**Given request**:
Return each entry exactly, with none missing.
— begin Extracted data —
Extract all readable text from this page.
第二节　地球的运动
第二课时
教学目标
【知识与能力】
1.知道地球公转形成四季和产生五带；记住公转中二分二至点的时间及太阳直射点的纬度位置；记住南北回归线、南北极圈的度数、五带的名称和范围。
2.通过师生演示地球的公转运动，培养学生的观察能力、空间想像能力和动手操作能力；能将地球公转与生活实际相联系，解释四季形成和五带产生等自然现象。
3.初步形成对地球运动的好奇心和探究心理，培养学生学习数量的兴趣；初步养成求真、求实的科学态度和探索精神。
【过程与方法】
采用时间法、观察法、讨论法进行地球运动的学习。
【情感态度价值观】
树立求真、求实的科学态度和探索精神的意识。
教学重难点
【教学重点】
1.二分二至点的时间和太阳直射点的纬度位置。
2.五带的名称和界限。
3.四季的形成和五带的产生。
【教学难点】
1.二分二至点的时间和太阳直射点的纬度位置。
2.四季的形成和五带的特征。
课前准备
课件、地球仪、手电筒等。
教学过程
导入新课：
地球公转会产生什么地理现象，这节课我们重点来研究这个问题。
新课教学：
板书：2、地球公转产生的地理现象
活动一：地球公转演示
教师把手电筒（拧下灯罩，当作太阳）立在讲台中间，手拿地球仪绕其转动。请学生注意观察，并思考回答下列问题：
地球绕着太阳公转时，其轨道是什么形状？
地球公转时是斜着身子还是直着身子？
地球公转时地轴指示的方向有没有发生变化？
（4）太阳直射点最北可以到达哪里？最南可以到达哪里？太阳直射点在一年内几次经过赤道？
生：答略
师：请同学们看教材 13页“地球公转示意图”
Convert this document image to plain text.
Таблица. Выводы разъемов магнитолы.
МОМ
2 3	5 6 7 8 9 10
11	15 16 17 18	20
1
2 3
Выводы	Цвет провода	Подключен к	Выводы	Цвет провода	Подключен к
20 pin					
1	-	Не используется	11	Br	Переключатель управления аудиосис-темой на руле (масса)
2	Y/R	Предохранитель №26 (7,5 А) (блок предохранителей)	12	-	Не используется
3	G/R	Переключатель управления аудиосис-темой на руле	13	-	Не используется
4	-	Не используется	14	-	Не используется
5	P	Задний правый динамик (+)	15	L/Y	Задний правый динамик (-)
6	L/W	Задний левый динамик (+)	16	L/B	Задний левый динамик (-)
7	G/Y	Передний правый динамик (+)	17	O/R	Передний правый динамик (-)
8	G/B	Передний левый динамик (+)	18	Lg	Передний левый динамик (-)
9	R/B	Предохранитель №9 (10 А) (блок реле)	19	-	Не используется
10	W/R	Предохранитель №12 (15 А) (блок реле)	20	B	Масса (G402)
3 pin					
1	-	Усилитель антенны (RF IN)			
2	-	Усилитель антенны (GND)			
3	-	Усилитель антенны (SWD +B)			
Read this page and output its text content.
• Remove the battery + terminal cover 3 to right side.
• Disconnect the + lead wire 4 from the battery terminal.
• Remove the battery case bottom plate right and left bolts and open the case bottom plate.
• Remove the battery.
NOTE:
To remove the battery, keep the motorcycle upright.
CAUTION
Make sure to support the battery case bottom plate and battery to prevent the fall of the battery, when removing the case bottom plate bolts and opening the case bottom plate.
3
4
— end Extracted data —
**Expected answer**:
Extract all readable text from this page.
第二节　地球的运动
第二课时
教学目标
【知识与能力】
1.知道地球公转形成四季和产生五带；记住公转中二分二至点的时间及太阳直射点的纬度位置；记住南北回归线、南北极圈的度数、五带的名称和范围。
2.通过师生演示地球的公转运动，培养学生的观察能力、空间想像能力和动手操作能力；能将地球公转与生活实际相联系，解释四季形成和五带产生等自然现象。
3.初步形成对地球运动的好奇心和探究心理，培养学生学习数量的兴趣；初步养成求真、求实的科学态度和探索精神。
【过程与方法】
采用时间法、观察法、讨论法进行地球运动的学习。
【情感态度价值观】
树立求真、求实的科学态度和探索精神的意识。
教学重难点
【教学重点】
1.二分二至点的时间和太阳直射点的纬度位置。
2.五带的名称和界限。
3.四季的形成和五带的产生。
【教学难点】
1.二分二至点的时间和太阳直射点的纬度位置。
2.四季的形成和五带的特征。
课前准备
课件、地球仪、手电筒等。
教学过程
导入新课：
地球公转会产生什么地理现象，这节课我们重点来研究这个问题。
新课教学：
板书：2、地球公转产生的地理现象
活动一：地球公转演示
教师把手电筒（拧下灯罩，当作太阳）立在讲台中间，手拿地球仪绕其转动。请学生注意观察，并思考回答下列问题：
地球绕着太阳公转时，其轨道是什么形状？
地球公转时是斜着身子还是直着身子？
地球公转时地轴指示的方向有没有发生变化？
（4）太阳直射点最北可以到达哪里？最南可以到达哪里？太阳直射点在一年内几次经过赤道？
生：答略
师：请同学们看教材 13页“地球公转示意图”
Convert this document image to plain text.
Таблица. Выводы разъемов магнитолы.
МОМ
2 3	5 6 7 8 9 10
11	15 16 17 18	20
1
2 3
Выводы	Цвет провода	Подключен к	Выводы	Цвет провода	Подключен к
20 pin					
1	-	Не используется	11	Br	Переключатель управления аудиосис-темой на руле (масса)
2	Y/R	Предохранитель №26 (7,5 А) (блок предохранителей)	12	-	Не используется
3	G/R	Переключатель управления аудиосис-темой на руле	13	-	Не используется
4	-	Не используется	14	-	Не используется
5	P	Задний правый динамик (+)	15	L/Y	Задний правый динамик (-)
6	L/W	Задний левый динамик (+)	16	L/B	Задний левый динамик (-)
7	G/Y	Передний правый динамик (+)	17	O/R	Передний правый динамик (-)
8	G/B	Передний левый динамик (+)	18	Lg	Передний левый динамик (-)
9	R/B	Предохранитель №9 (10 А) (блок реле)	19	-	Не используется
10	W/R	Предохранитель №12 (15 А) (блок реле)	20	B	Масса (G402)
3 pin					
1	-	Усилитель антенны (RF IN)			
2	-	Усилитель антенны (GND)			
3	-	Усилитель антенны (SWD +B)			
Read this page and output its text content.
• Remove the battery + terminal cover 3 to right side.
• Disconnect the + lead wire 4 from the battery terminal.
• Remove the battery case bottom plate right and left bolts and open the case bottom plate.
• Remove the battery.
NOTE:
To remove the battery, keep the motorcycle upright.
CAUTION
Make sure to support the battery case bottom plate and battery to prevent the fall of the battery, when removing the case bottom plate bolts and opening the case bottom plate.
3
4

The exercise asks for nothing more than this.